→ **Task details**: Return each line containing the string "JSON".
── Stored data
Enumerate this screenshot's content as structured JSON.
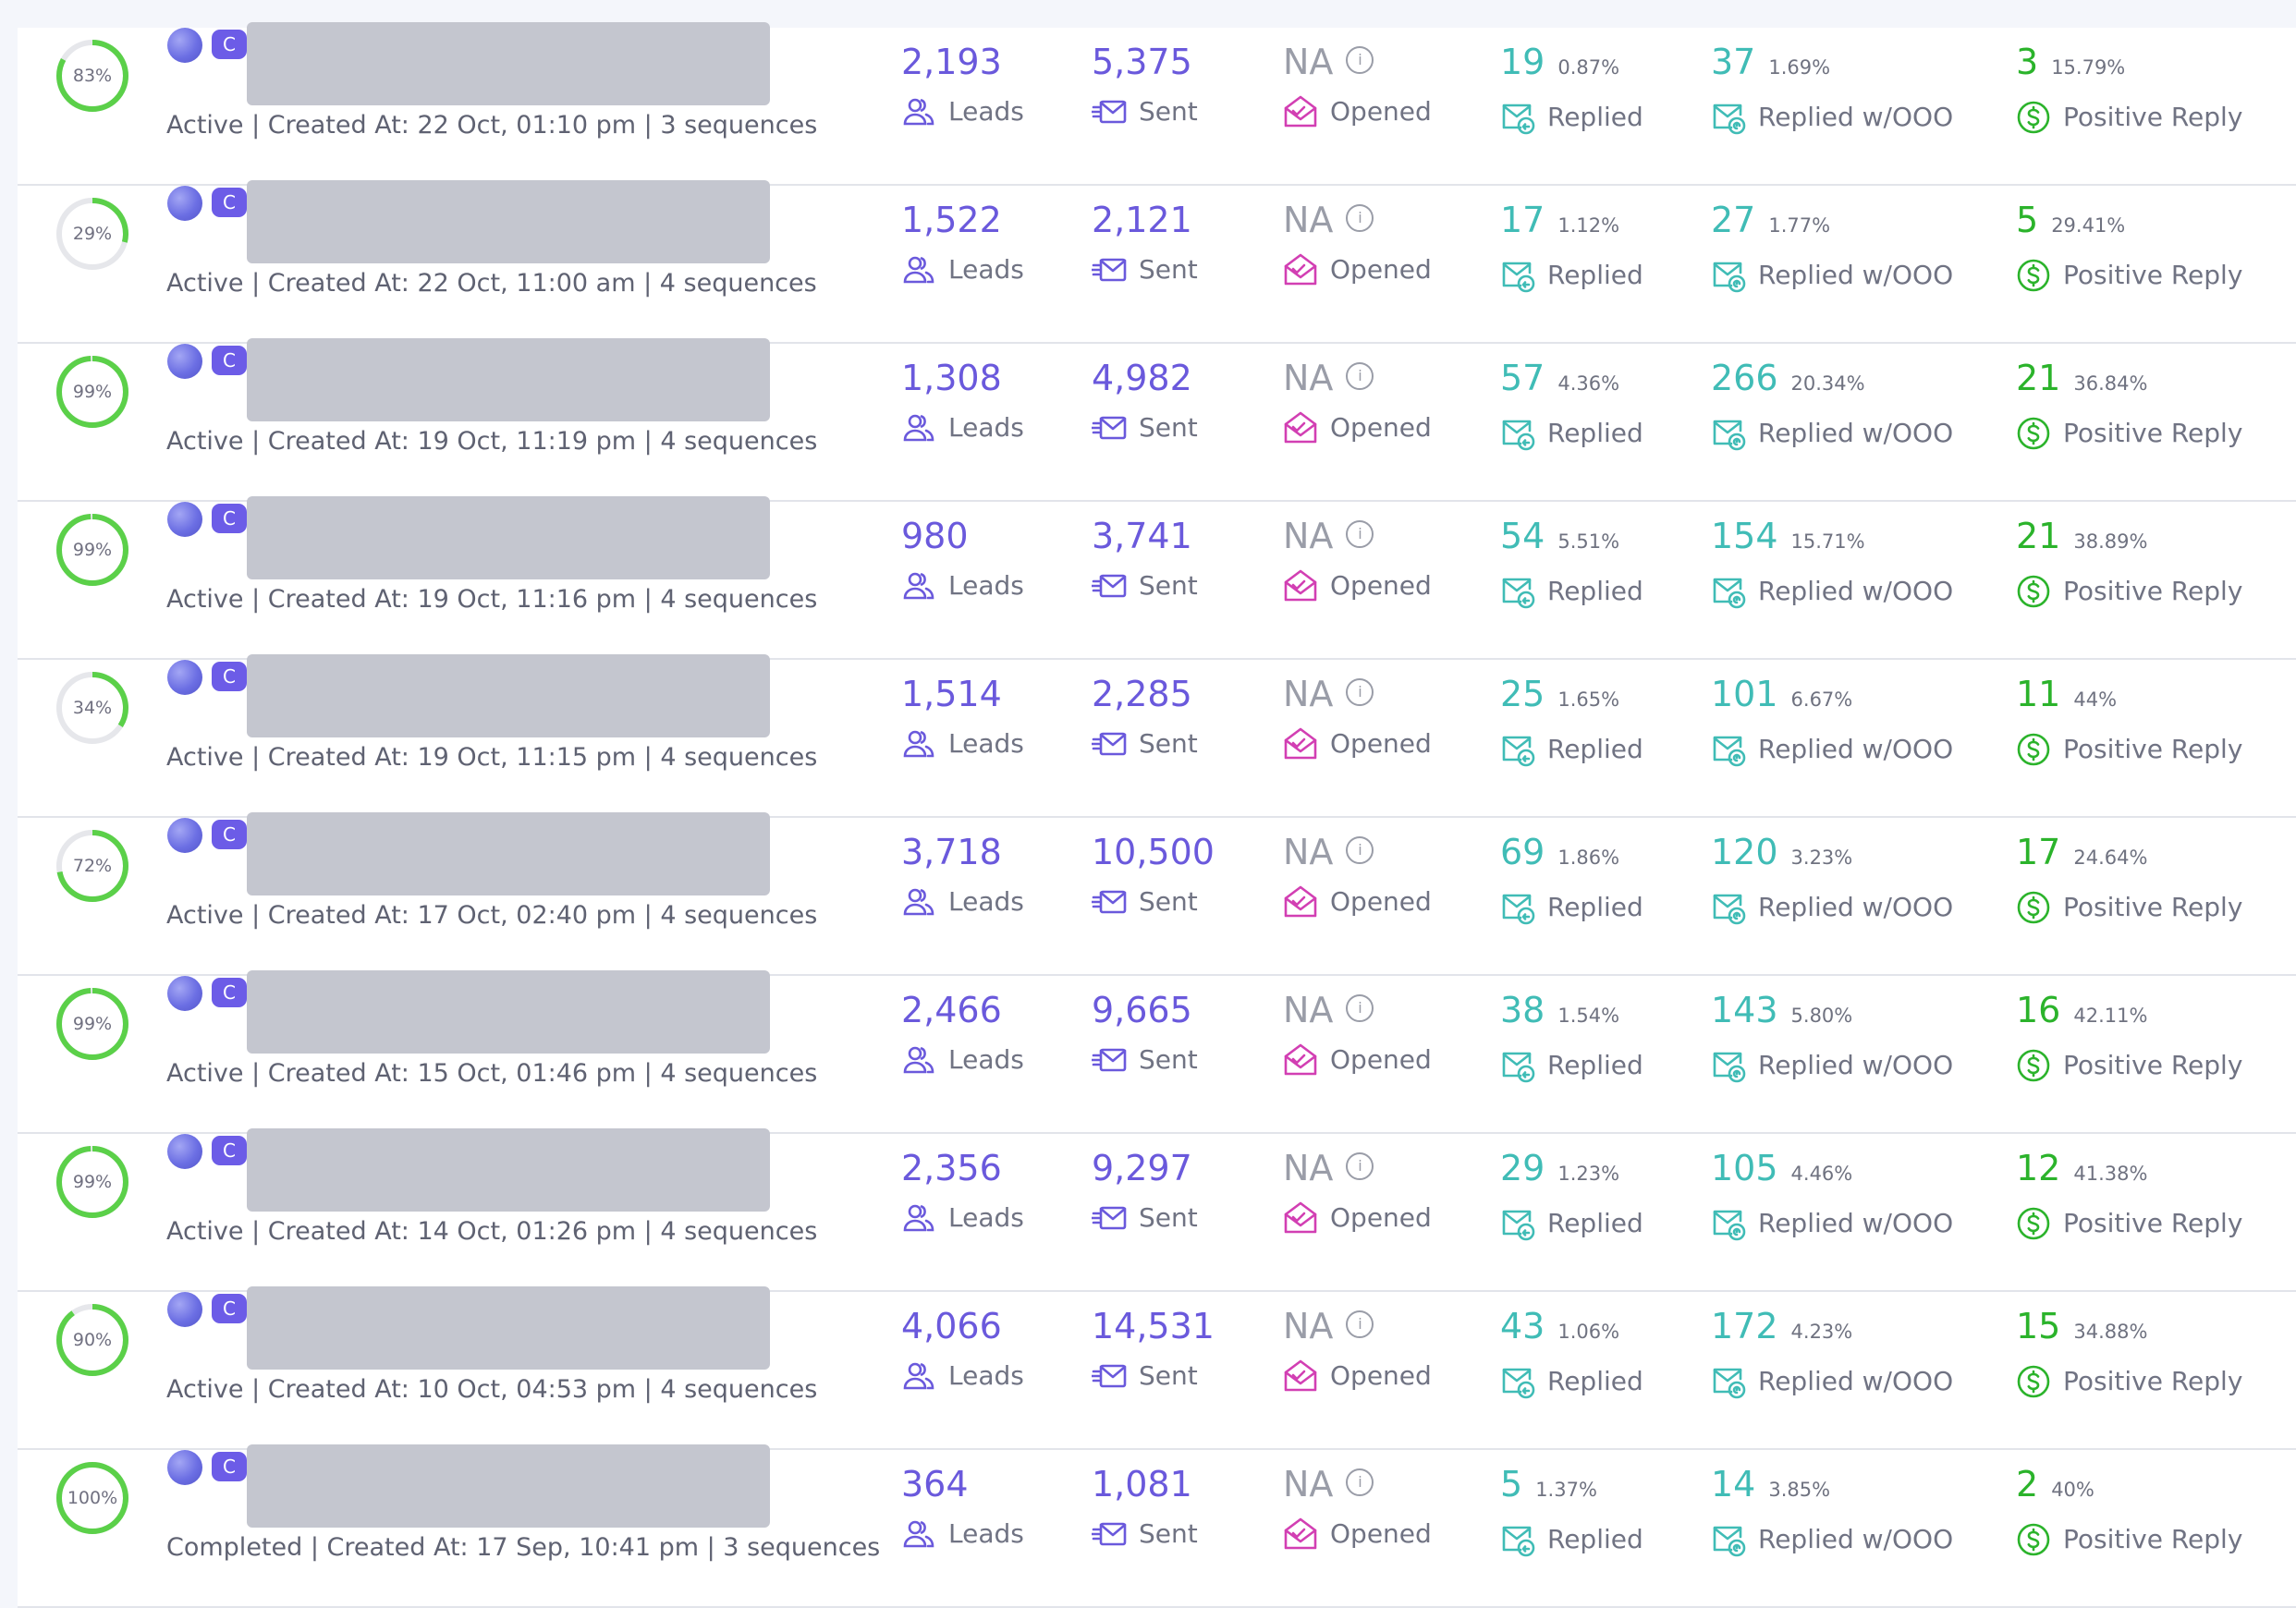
{
  "labels": {
    "leads": "Leads",
    "sent": "Sent",
    "opened": "Opened",
    "replied": "Replied",
    "replied_ooo": "Replied w/OOO",
    "positive": "Positive Reply",
    "badge": "C",
    "info": "i"
  },
  "colors": {
    "ring_track": "#e6e7eb",
    "ring_fill": "#5bd049",
    "primary": "#6a59dc",
    "reply": "#40bcb6",
    "positive": "#2bb32b",
    "opened_icon": "#d23fb3"
  },
  "icons": [
    "leads-icon",
    "sent-icon",
    "opened-icon",
    "replied-icon",
    "replied-ooo-icon",
    "positive-reply-icon",
    "info-icon"
  ],
  "campaigns": [
    {
      "progress": 83,
      "progress_label": "83%",
      "meta": "Active | Created At: 22 Oct, 01:10 pm | 3 sequences",
      "leads": "2,193",
      "sent": "5,375",
      "opened": "NA",
      "replied": "19",
      "replied_pct": "0.87%",
      "ooo": "37",
      "ooo_pct": "1.69%",
      "positive": "3",
      "positive_pct": "15.79%"
    },
    {
      "progress": 29,
      "progress_label": "29%",
      "meta": "Active | Created At: 22 Oct, 11:00 am | 4 sequences",
      "leads": "1,522",
      "sent": "2,121",
      "opened": "NA",
      "replied": "17",
      "replied_pct": "1.12%",
      "ooo": "27",
      "ooo_pct": "1.77%",
      "positive": "5",
      "positive_pct": "29.41%"
    },
    {
      "progress": 99,
      "progress_label": "99%",
      "meta": "Active | Created At: 19 Oct, 11:19 pm | 4 sequences",
      "leads": "1,308",
      "sent": "4,982",
      "opened": "NA",
      "replied": "57",
      "replied_pct": "4.36%",
      "ooo": "266",
      "ooo_pct": "20.34%",
      "positive": "21",
      "positive_pct": "36.84%"
    },
    {
      "progress": 99,
      "progress_label": "99%",
      "meta": "Active | Created At: 19 Oct, 11:16 pm | 4 sequences",
      "leads": "980",
      "sent": "3,741",
      "opened": "NA",
      "replied": "54",
      "replied_pct": "5.51%",
      "ooo": "154",
      "ooo_pct": "15.71%",
      "positive": "21",
      "positive_pct": "38.89%"
    },
    {
      "progress": 34,
      "progress_label": "34%",
      "meta": "Active | Created At: 19 Oct, 11:15 pm | 4 sequences",
      "leads": "1,514",
      "sent": "2,285",
      "opened": "NA",
      "replied": "25",
      "replied_pct": "1.65%",
      "ooo": "101",
      "ooo_pct": "6.67%",
      "positive": "11",
      "positive_pct": "44%"
    },
    {
      "progress": 72,
      "progress_label": "72%",
      "meta": "Active | Created At: 17 Oct, 02:40 pm | 4 sequences",
      "leads": "3,718",
      "sent": "10,500",
      "opened": "NA",
      "replied": "69",
      "replied_pct": "1.86%",
      "ooo": "120",
      "ooo_pct": "3.23%",
      "positive": "17",
      "positive_pct": "24.64%"
    },
    {
      "progress": 99,
      "progress_label": "99%",
      "meta": "Active | Created At: 15 Oct, 01:46 pm | 4 sequences",
      "leads": "2,466",
      "sent": "9,665",
      "opened": "NA",
      "replied": "38",
      "replied_pct": "1.54%",
      "ooo": "143",
      "ooo_pct": "5.80%",
      "positive": "16",
      "positive_pct": "42.11%"
    },
    {
      "progress": 99,
      "progress_label": "99%",
      "meta": "Active | Created At: 14 Oct, 01:26 pm | 4 sequences",
      "leads": "2,356",
      "sent": "9,297",
      "opened": "NA",
      "replied": "29",
      "replied_pct": "1.23%",
      "ooo": "105",
      "ooo_pct": "4.46%",
      "positive": "12",
      "positive_pct": "41.38%"
    },
    {
      "progress": 90,
      "progress_label": "90%",
      "meta": "Active | Created At: 10 Oct, 04:53 pm | 4 sequences",
      "leads": "4,066",
      "sent": "14,531",
      "opened": "NA",
      "replied": "43",
      "replied_pct": "1.06%",
      "ooo": "172",
      "ooo_pct": "4.23%",
      "positive": "15",
      "positive_pct": "34.88%"
    },
    {
      "progress": 100,
      "progress_label": "100%",
      "meta": "Completed | Created At: 17 Sep, 10:41 pm | 3 sequences",
      "leads": "364",
      "sent": "1,081",
      "opened": "NA",
      "replied": "5",
      "replied_pct": "1.37%",
      "ooo": "14",
      "ooo_pct": "3.85%",
      "positive": "2",
      "positive_pct": "40%"
    }
  ]
}
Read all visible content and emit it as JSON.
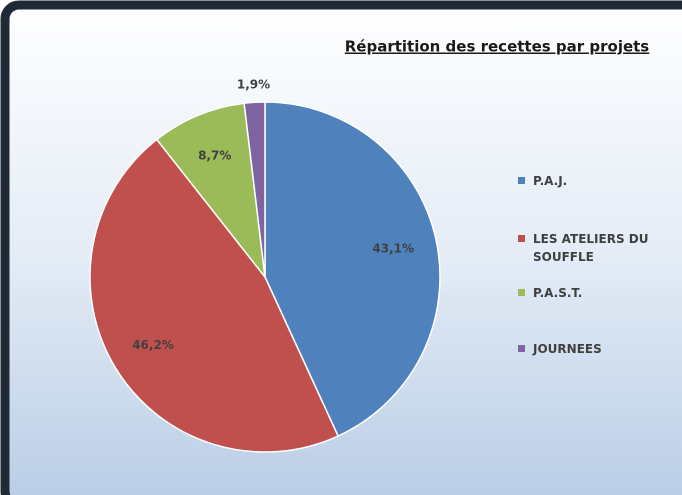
{
  "chart_data": {
    "type": "pie",
    "title": "Répartition des recettes par projets",
    "categories": [
      "P.A.J.",
      "LES ATELIERS DU SOUFFLE",
      "P.A.S.T.",
      "JOURNEES"
    ],
    "values": [
      43.1,
      46.2,
      8.7,
      1.9
    ],
    "value_labels": [
      "43,1%",
      "46,2%",
      "8,7%",
      "1,9%"
    ],
    "colors": [
      "#4f81bd",
      "#c0504d",
      "#9bbb59",
      "#8064a2"
    ],
    "legend": "right"
  }
}
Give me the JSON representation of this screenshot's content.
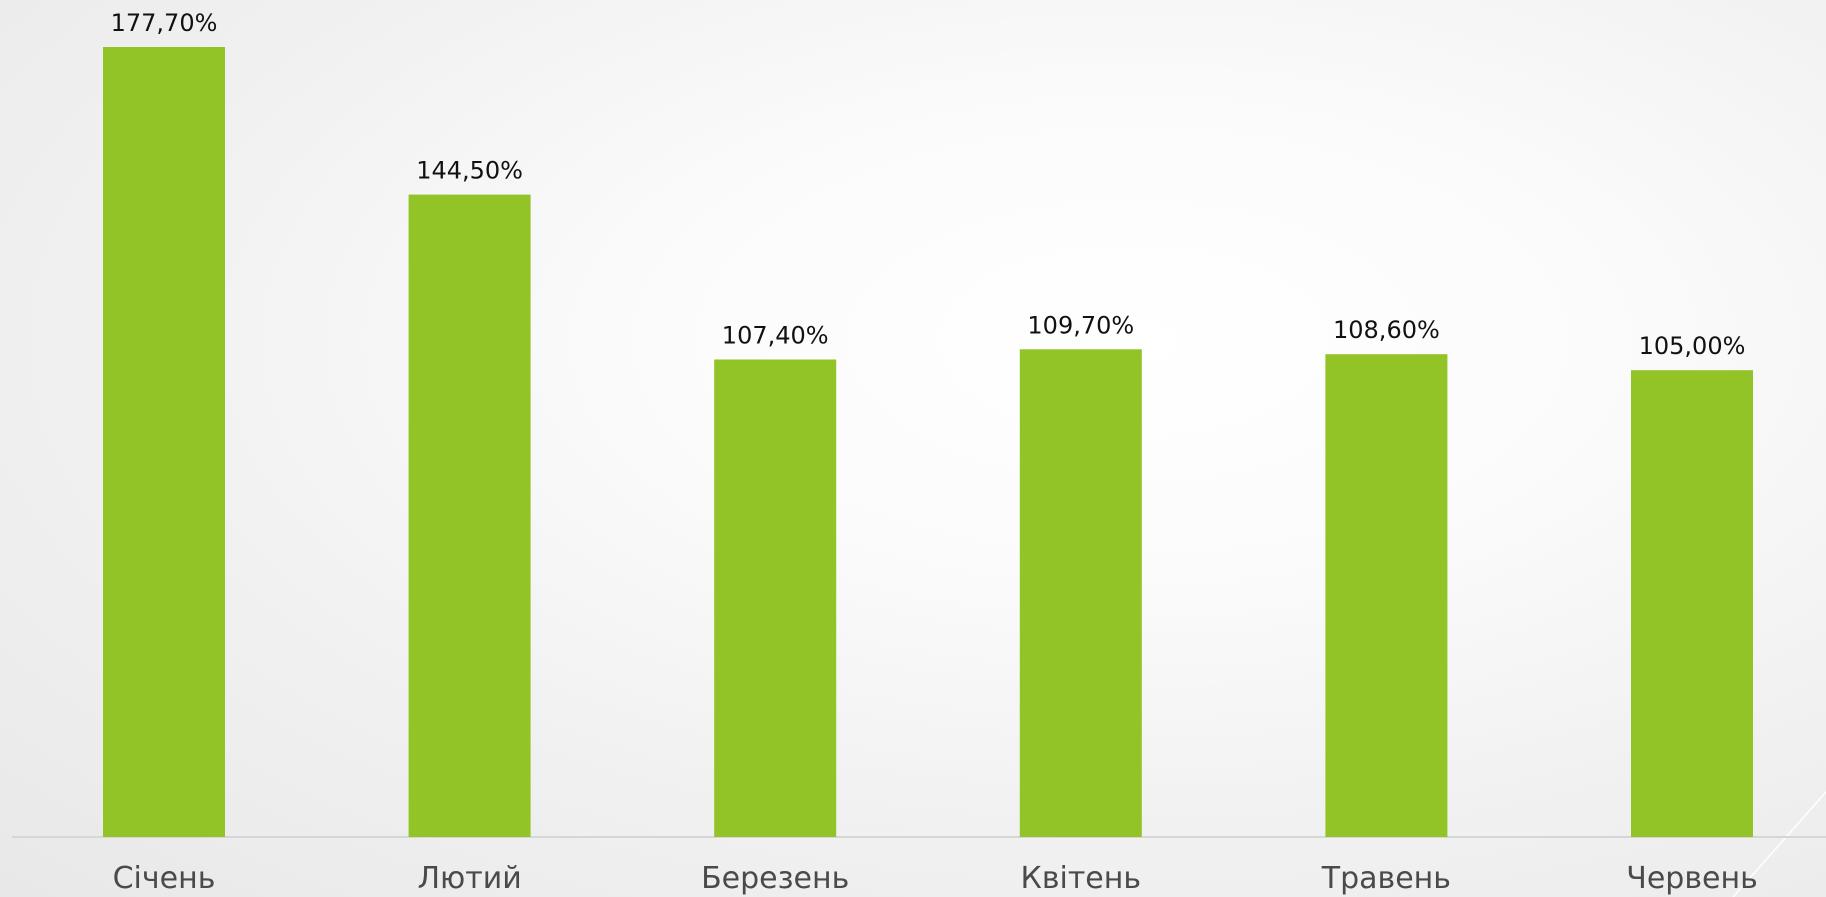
{
  "chart_data": {
    "type": "bar",
    "categories": [
      "Січень",
      "Лютий",
      "Березень",
      "Квітень",
      "Травень",
      "Червень"
    ],
    "values": [
      177.7,
      144.5,
      107.4,
      109.7,
      108.6,
      105.0
    ],
    "value_labels": [
      "177,70%",
      "144,50%",
      "107,40%",
      "109,70%",
      "108,60%",
      "105,00%"
    ],
    "ylim": [
      0,
      177.7
    ],
    "grid": false,
    "legend": "none"
  },
  "colors": {
    "bar": "#92c327",
    "axis": "#d6d6d6",
    "decor_line": "#ffffff"
  }
}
────
→ **Finished task**:
Enumerate this screenshot's content as structured JSON.
Read all visible content and emit it as JSON.
Give me the JSON representation of this screenshot's content.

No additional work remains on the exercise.